*Request:*
Locate each line below that includes "Schaltspiele" and reproduce it.

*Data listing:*
════════

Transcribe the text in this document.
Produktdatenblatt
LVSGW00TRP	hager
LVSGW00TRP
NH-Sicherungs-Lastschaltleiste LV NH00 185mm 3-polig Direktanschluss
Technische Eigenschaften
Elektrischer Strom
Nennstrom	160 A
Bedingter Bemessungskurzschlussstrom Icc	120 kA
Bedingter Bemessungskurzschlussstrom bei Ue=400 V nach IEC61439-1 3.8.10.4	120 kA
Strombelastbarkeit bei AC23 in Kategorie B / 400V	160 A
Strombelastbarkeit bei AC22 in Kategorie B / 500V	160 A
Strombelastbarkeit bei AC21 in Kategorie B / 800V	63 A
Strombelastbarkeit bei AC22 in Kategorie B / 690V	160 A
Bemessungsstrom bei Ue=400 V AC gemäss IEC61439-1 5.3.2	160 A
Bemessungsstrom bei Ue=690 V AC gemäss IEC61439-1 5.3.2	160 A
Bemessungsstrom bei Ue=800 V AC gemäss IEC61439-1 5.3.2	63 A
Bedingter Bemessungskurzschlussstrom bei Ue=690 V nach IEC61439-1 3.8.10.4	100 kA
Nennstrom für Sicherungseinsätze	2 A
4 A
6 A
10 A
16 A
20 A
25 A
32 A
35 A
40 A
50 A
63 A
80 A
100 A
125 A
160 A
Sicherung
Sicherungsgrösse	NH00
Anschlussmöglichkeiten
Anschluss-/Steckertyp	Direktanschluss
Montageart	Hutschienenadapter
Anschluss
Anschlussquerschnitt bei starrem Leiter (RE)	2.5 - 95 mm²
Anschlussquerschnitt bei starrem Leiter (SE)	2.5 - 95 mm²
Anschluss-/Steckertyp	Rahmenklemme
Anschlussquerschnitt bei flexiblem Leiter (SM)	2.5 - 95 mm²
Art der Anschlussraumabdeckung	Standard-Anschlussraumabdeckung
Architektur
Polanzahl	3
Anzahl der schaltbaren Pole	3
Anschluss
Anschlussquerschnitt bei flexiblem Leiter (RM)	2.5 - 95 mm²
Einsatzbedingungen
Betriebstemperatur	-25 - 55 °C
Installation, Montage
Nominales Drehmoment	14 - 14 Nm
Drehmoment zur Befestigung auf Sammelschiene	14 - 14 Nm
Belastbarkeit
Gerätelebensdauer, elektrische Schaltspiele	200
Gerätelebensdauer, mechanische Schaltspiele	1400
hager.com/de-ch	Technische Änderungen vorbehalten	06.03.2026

════════

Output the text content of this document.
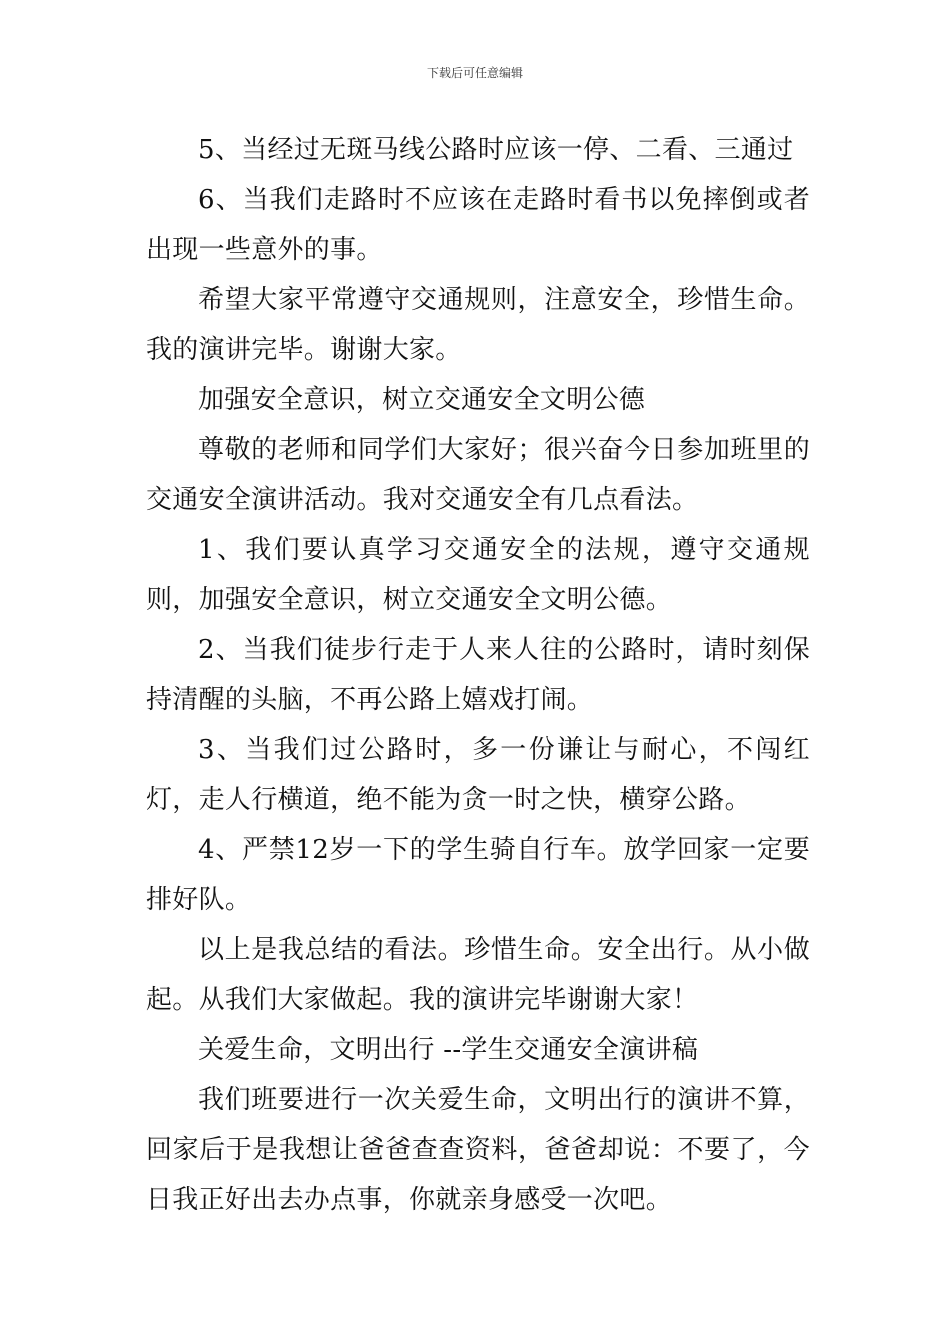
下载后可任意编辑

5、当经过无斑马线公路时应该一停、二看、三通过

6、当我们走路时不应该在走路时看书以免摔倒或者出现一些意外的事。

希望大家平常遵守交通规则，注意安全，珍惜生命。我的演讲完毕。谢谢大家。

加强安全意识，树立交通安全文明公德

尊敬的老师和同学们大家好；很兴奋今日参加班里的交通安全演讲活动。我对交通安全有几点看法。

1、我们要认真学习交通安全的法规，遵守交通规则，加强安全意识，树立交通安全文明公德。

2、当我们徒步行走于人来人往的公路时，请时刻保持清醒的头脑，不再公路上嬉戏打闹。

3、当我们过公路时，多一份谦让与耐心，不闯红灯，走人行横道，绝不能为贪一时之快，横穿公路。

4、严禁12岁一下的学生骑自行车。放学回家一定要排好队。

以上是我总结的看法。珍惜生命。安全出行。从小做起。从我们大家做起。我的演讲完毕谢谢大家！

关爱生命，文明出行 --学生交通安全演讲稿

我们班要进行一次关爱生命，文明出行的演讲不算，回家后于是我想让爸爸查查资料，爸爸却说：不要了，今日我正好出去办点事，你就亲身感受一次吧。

════════

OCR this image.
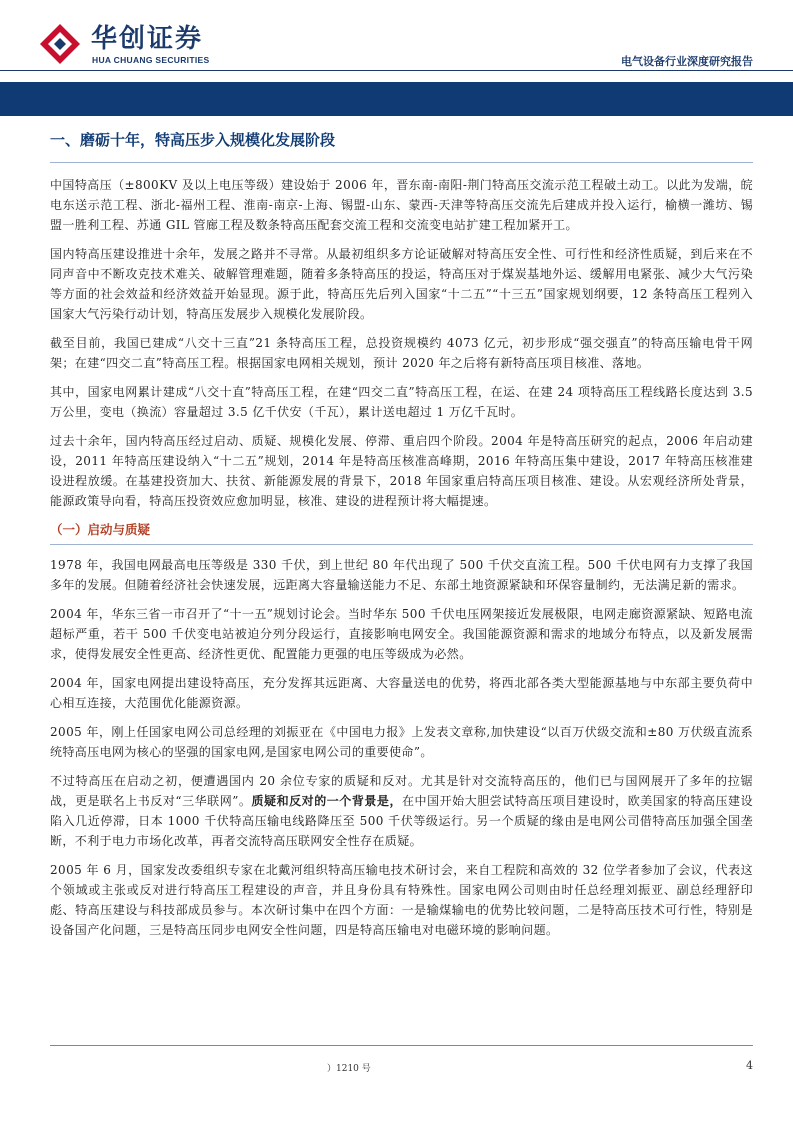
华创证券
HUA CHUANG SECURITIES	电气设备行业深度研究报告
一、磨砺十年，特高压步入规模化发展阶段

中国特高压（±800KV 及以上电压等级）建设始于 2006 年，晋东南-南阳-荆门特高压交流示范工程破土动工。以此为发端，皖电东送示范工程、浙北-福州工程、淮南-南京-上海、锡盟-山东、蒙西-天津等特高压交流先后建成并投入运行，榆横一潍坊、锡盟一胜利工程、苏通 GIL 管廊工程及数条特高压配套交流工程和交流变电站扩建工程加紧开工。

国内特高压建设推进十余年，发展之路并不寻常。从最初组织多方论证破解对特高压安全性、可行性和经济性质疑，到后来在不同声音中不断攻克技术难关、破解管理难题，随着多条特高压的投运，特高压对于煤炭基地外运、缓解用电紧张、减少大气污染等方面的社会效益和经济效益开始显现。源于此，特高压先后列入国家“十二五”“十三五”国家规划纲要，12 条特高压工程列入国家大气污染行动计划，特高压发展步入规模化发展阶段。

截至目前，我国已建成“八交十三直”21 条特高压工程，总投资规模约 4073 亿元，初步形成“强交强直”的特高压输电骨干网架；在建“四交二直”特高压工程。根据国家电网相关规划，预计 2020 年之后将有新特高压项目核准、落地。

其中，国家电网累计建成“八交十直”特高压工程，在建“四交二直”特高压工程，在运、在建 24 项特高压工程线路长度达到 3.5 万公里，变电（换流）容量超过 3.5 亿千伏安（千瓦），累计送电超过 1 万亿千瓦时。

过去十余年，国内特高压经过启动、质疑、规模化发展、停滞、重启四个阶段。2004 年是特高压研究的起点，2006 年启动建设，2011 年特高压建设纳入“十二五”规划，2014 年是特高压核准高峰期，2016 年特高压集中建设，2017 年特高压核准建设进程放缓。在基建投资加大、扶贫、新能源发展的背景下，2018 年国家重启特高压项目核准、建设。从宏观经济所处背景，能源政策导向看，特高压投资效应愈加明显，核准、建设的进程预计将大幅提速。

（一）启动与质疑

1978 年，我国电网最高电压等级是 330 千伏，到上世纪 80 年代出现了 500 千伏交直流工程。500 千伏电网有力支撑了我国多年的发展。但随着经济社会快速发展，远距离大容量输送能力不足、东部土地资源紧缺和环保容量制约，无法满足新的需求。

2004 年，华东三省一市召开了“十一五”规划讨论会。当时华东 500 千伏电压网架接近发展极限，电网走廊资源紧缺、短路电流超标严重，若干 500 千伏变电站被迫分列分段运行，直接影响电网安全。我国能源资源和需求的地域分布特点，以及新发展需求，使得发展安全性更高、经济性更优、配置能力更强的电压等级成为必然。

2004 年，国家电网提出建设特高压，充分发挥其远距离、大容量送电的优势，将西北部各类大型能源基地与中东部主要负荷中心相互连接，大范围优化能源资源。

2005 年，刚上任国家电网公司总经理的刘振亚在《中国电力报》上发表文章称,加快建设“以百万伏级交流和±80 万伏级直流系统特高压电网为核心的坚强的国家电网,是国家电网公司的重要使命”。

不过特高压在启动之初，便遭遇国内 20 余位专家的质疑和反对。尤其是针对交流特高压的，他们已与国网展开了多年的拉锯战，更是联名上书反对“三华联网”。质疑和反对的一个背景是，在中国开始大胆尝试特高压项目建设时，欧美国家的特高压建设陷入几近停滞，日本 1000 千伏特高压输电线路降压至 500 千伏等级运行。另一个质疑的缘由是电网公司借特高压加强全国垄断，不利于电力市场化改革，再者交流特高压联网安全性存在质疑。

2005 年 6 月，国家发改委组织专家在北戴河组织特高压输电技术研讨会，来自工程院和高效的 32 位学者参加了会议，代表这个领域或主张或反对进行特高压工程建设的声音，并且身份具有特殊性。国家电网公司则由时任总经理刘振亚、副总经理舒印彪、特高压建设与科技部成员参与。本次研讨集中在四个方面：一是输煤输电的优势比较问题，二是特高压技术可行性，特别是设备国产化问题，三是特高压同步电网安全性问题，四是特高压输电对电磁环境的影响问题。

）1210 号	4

════════

*The completed task:*
Gerätelebensdauer, elektrische Schaltspiele	200
Gerätelebensdauer, mechanische Schaltspiele	1400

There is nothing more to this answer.